Scan the data. Collect each line that contains the word "депо".

■ Provided material ■
◇ ◇ ◇
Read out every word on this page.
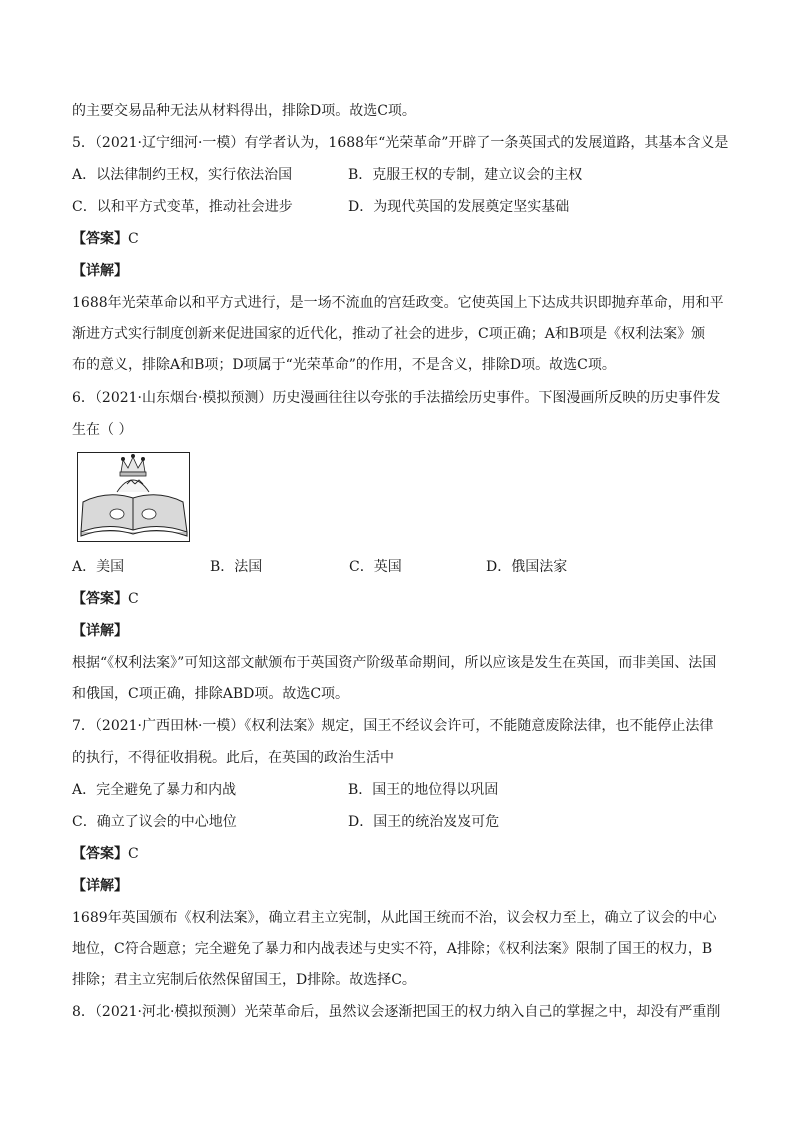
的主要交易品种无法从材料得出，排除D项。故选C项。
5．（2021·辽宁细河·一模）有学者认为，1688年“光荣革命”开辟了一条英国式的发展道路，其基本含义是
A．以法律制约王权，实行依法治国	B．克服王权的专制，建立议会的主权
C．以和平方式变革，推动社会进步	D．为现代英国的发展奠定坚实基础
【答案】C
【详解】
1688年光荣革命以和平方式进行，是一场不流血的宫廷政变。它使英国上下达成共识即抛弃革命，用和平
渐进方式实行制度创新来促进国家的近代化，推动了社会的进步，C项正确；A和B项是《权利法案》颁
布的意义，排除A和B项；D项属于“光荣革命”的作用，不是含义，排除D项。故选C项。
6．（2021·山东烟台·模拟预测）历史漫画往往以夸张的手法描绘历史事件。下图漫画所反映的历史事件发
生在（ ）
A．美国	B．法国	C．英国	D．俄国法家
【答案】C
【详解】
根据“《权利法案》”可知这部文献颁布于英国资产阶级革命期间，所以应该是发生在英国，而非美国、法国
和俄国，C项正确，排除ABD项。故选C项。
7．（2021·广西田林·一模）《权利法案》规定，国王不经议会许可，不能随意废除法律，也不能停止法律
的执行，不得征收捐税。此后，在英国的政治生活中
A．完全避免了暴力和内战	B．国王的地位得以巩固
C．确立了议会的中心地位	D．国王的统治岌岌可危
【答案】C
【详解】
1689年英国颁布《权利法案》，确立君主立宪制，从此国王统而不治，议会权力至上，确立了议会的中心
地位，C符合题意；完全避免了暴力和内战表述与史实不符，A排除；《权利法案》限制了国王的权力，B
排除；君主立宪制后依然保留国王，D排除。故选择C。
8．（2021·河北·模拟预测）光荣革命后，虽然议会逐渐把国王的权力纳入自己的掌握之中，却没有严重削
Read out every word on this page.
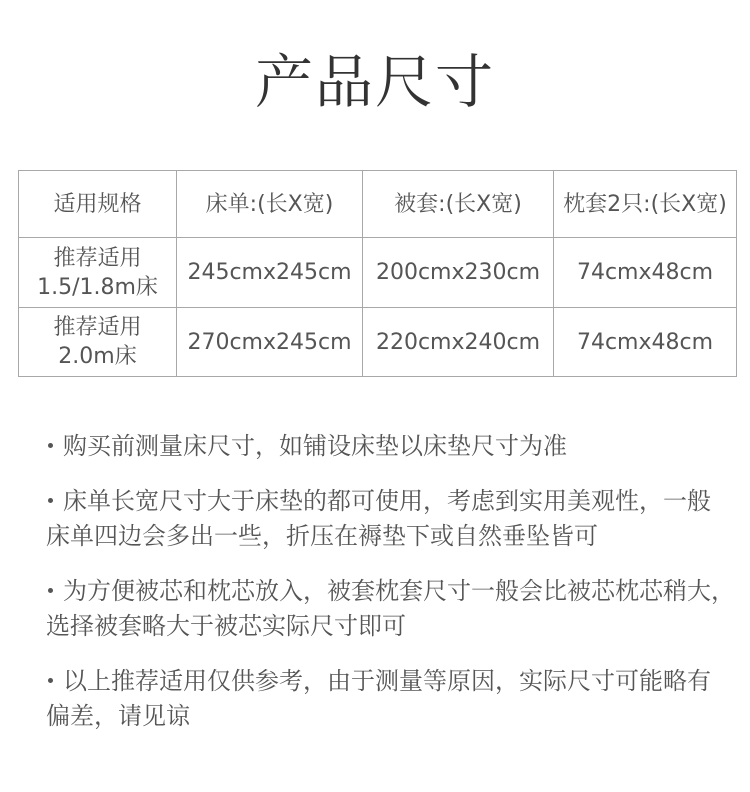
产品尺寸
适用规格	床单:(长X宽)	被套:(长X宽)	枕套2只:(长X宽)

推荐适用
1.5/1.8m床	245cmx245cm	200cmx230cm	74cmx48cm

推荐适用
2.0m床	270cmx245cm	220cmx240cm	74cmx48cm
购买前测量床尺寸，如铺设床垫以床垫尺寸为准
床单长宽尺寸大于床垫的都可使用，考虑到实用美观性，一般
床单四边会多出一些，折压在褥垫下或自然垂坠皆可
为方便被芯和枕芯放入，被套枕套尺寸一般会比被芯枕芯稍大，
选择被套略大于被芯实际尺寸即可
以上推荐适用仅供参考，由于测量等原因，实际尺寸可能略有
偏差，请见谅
◇ ◇ ◇
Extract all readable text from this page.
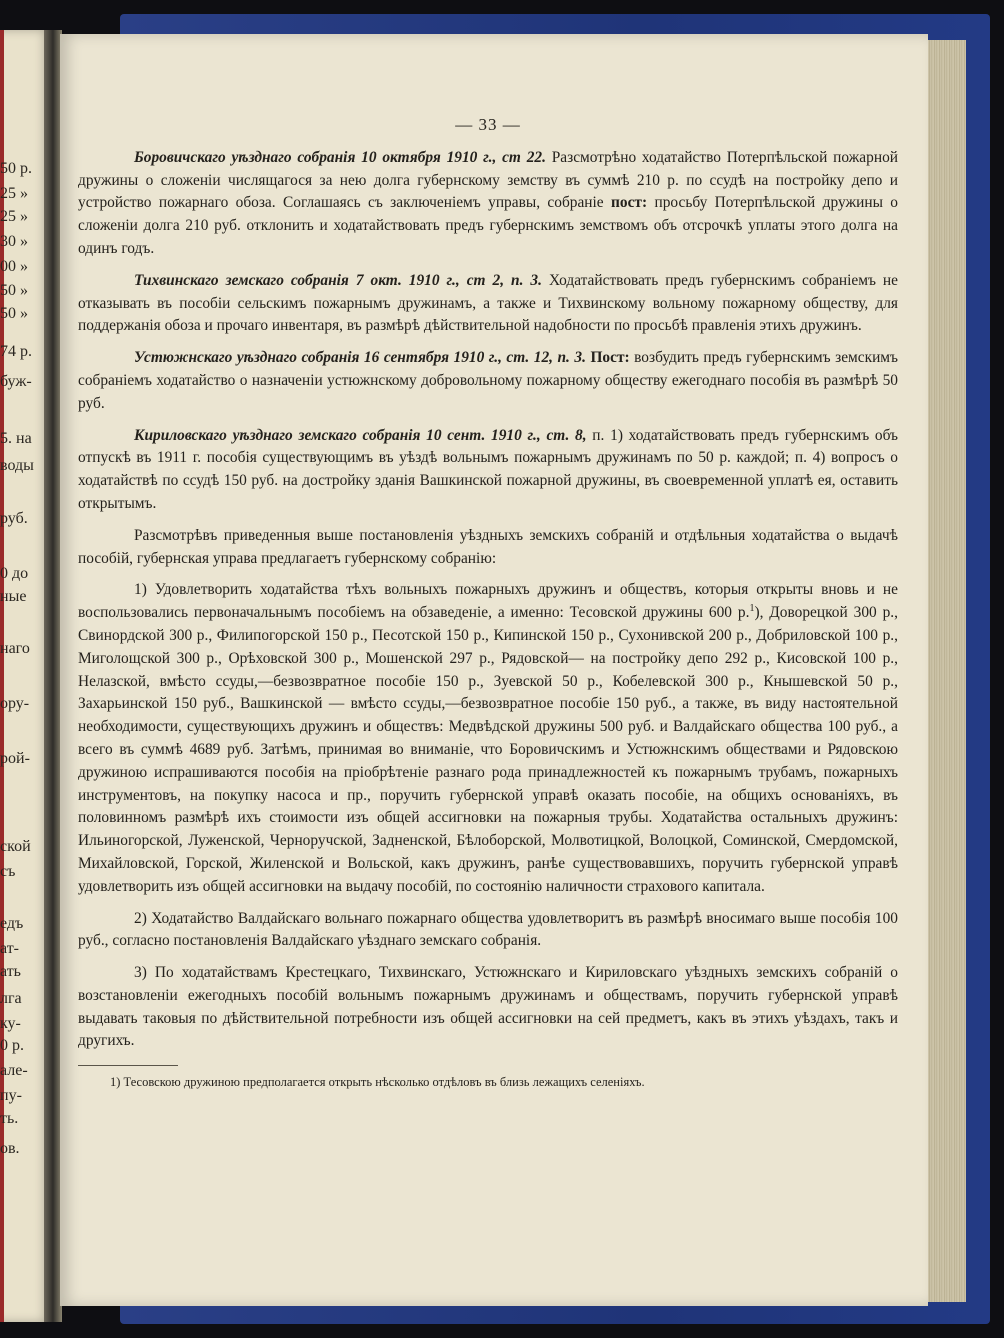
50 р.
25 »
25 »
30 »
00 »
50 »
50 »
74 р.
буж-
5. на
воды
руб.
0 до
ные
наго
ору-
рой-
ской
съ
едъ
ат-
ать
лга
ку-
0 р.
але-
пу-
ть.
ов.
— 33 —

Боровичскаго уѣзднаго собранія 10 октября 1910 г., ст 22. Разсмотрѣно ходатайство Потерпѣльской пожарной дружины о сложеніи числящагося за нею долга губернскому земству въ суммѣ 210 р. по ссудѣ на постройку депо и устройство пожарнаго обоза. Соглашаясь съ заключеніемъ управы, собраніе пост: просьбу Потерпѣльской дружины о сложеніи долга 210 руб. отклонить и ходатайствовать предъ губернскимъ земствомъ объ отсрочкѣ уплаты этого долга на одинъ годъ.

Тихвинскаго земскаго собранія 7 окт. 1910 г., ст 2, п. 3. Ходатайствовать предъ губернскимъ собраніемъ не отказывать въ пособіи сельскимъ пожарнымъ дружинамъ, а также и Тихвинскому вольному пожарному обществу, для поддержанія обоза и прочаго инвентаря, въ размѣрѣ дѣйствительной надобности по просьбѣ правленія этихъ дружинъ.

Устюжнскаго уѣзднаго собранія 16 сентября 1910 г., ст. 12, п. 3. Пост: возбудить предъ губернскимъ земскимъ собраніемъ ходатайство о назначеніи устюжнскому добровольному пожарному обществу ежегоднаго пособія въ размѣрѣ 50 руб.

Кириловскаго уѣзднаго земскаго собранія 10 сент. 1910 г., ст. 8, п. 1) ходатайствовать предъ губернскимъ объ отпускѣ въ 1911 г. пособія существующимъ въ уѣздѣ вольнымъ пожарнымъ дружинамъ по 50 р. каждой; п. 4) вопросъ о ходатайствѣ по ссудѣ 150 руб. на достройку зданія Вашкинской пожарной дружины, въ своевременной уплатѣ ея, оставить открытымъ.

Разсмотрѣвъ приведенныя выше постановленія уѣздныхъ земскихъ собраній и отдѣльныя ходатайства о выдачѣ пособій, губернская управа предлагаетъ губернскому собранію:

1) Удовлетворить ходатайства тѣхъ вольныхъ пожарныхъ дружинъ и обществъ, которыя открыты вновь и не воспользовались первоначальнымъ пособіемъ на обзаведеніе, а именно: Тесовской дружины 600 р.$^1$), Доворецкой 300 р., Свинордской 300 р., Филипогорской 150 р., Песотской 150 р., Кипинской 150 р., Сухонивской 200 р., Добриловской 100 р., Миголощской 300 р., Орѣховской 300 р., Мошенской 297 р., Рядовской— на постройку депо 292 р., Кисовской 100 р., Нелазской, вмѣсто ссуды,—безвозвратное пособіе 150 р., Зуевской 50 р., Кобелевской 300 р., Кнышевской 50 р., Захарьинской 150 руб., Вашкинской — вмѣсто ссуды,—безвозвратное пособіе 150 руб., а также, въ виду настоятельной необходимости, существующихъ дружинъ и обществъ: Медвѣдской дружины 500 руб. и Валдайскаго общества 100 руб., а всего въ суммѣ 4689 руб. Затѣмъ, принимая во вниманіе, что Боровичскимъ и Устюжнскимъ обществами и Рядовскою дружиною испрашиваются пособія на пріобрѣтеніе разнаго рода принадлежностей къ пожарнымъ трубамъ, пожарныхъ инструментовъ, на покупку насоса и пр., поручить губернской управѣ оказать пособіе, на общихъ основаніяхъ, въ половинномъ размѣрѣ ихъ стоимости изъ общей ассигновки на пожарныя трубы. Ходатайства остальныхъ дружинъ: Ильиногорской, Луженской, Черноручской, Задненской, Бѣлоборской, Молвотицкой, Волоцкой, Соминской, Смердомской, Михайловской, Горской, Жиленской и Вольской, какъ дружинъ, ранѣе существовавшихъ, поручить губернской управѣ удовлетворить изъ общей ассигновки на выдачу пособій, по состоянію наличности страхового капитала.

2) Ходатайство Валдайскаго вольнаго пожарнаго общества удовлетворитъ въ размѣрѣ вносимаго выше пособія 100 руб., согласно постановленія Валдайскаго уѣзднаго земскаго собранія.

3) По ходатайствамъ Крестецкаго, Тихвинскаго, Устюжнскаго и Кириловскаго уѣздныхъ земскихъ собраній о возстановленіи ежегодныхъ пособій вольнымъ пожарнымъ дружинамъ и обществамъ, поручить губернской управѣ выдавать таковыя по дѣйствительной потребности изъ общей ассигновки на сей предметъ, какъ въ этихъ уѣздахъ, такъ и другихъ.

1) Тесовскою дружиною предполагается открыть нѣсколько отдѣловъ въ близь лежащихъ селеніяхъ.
◇ ◇ ◇
■ Answer to this exercise ■
Боровичскаго уѣзднаго собранія 10 октября 1910 г., ст 22. Разсмотрѣно ходатайство Потерпѣльской пожарной дружины о сложеніи числящагося за нею долга губернскому земству въ суммѣ 210 р. по ссудѣ на постройку депо и устройство пожарнаго обоза. Соглашаясь съ заключеніемъ управы, собраніе пост: просьбу Потерпѣльской дружины о сложеніи долга 210 руб. отклонить и ходатайствовать предъ губернскимъ земствомъ объ отсрочкѣ уплаты этого долга на одинъ годъ.
1) Удовлетворить ходатайства тѣхъ вольныхъ пожарныхъ дружинъ и обществъ, которыя открыты вновь и не воспользовались первоначальнымъ пособіемъ на обзаведеніе, а именно: Тесовской дружины 600 р.$^1$), Доворецкой 300 р., Свинордской 300 р., Филипогорской 150 р., Песотской 150 р., Кипинской 150 р., Сухонивской 200 р., Добриловской 100 р., Миголощской 300 р., Орѣховской 300 р., Мошенской 297 р., Рядовской— на постройку депо 292 р., Кисовской 100 р., Нелазской, вмѣсто ссуды,—безвозвратное пособіе 150 р., Зуевской 50 р., Кобелевской 300 р., Кнышевской 50 р., Захарьинской 150 руб., Вашкинской — вмѣсто ссуды,—безвозвратное пособіе 150 руб., а также, въ виду настоятельной необходимости, существующихъ дружинъ и обществъ: Медвѣдской дружины 500 руб. и Валдайскаго общества 100 руб., а всего въ суммѣ 4689 руб. Затѣмъ, принимая во вниманіе, что Боровичскимъ и Устюжнскимъ обществами и Рядовскою дружиною испрашиваются пособія на пріобрѣтеніе разнаго рода принадлежностей къ пожарнымъ трубамъ, пожарныхъ инструментовъ, на покупку насоса и пр., поручить губернской управѣ оказать пособіе, на общихъ основаніяхъ, въ половинномъ размѣрѣ ихъ стоимости изъ общей ассигновки на пожарныя трубы. Ходатайства остальныхъ дружинъ: Ильиногорской, Луженской, Черноручской, Задненской, Бѣлоборской, Молвотицкой, Волоцкой, Соминской, Смердомской, Михайловской, Горской, Жиленской и Вольской, какъ дружинъ, ранѣе существовавшихъ, поручить губернской управѣ удовлетворить изъ общей ассигновки на выдачу пособій, по состоянію наличности страхового капитала.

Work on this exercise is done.